___ Supplied records ___

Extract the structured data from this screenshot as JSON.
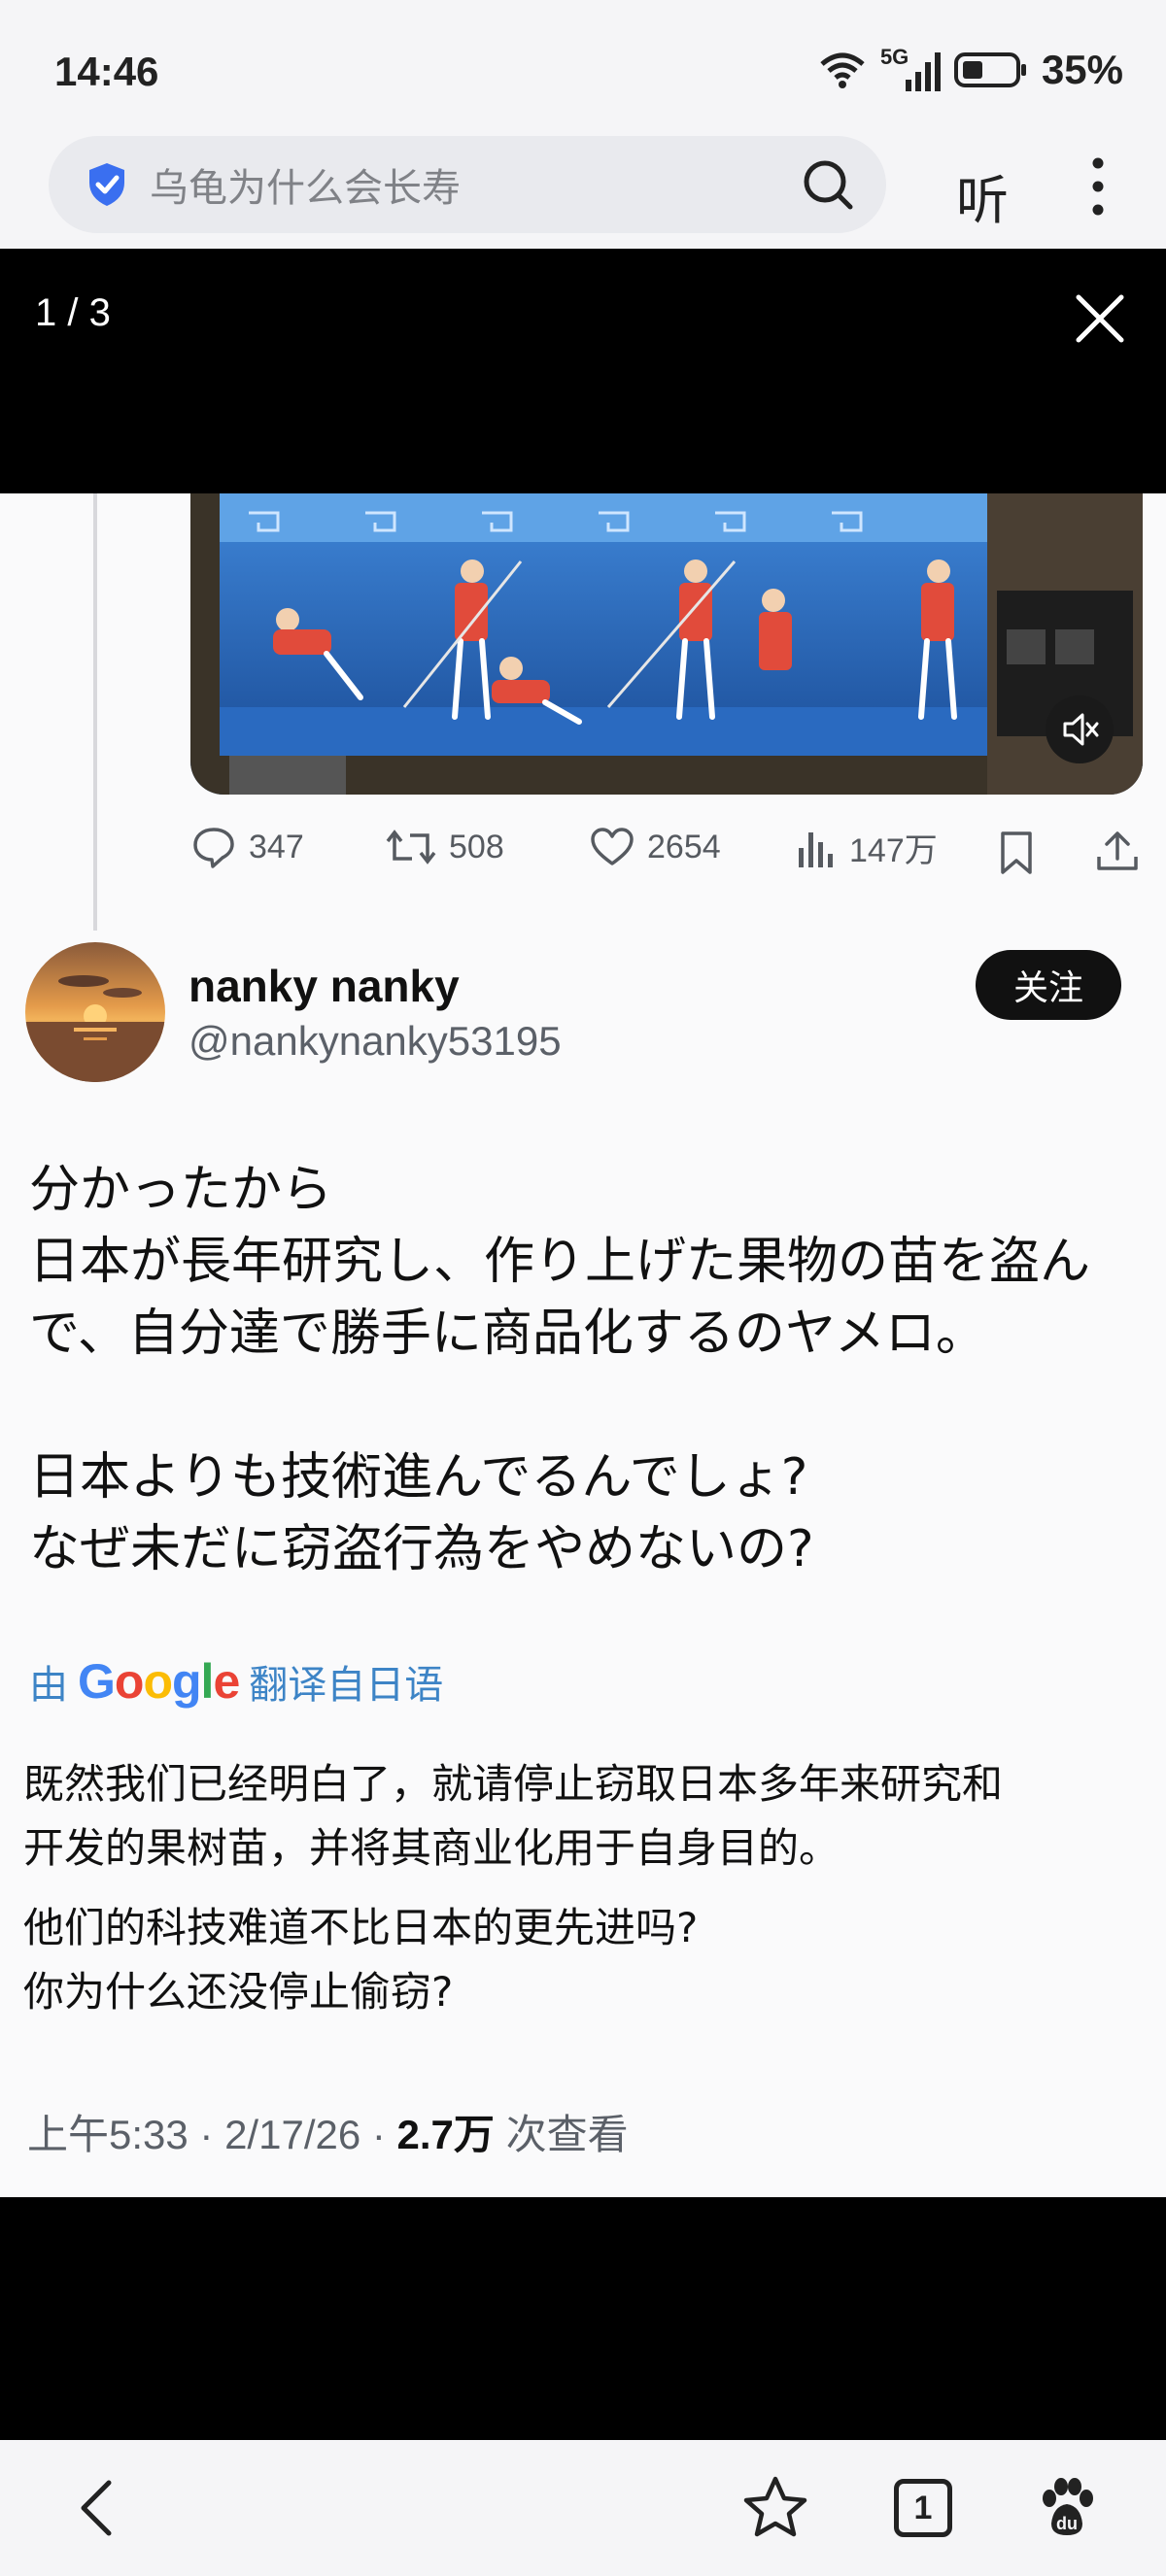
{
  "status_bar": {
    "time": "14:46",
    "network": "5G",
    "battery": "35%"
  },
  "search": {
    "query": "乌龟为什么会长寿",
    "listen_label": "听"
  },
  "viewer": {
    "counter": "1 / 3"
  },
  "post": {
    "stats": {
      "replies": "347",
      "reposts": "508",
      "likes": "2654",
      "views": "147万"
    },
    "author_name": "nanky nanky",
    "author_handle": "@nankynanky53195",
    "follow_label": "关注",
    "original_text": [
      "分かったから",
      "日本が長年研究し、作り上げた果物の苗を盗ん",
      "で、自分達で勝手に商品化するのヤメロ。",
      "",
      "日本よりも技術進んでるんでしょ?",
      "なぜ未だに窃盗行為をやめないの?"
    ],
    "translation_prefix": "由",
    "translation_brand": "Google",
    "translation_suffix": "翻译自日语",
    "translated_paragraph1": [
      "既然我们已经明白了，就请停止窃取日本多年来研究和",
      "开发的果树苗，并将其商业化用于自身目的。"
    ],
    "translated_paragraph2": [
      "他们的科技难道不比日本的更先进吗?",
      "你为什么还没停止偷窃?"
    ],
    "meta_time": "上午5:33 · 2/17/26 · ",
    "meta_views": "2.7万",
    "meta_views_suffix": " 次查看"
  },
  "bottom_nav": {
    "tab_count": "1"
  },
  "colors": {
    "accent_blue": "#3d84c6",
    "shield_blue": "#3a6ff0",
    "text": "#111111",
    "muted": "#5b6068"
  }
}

___

## Aim of the exercise
Return the material exactly as given, apart from the pictures.

## Answer to this problem
Extract the structured data from this screenshot as JSON.
{
  "status_bar": {
    "time": "14:46",
    "network": "5G",
    "battery": "35%"
  },
  "search": {
    "query": "乌龟为什么会长寿",
    "listen_label": "听"
  },
  "viewer": {
    "counter": "1 / 3"
  },
  "post": {
    "stats": {
      "replies": "347",
      "reposts": "508",
      "likes": "2654",
      "views": "147万"
    },
    "author_name": "nanky nanky",
    "author_handle": "@nankynanky53195",
    "follow_label": "关注",
    "original_text": [
      "分かったから",
      "日本が長年研究し、作り上げた果物の苗を盗ん",
      "で、自分達で勝手に商品化するのヤメロ。",
      "",
      "日本よりも技術進んでるんでしょ?",
      "なぜ未だに窃盗行為をやめないの?"
    ],
    "translation_prefix": "由",
    "translation_brand": "Google",
    "translation_suffix": "翻译自日语",
    "translated_paragraph1": [
      "既然我们已经明白了，就请停止窃取日本多年来研究和",
      "开发的果树苗，并将其商业化用于自身目的。"
    ],
    "translated_paragraph2": [
      "他们的科技难道不比日本的更先进吗?",
      "你为什么还没停止偷窃?"
    ],
    "meta_time": "上午5:33 · 2/17/26 · ",
    "meta_views": "2.7万",
    "meta_views_suffix": " 次查看"
  },
  "bottom_nav": {
    "tab_count": "1"
  },
  "colors": {
    "accent_blue": "#3d84c6",
    "shield_blue": "#3a6ff0",
    "text": "#111111",
    "muted": "#5b6068"
  }
}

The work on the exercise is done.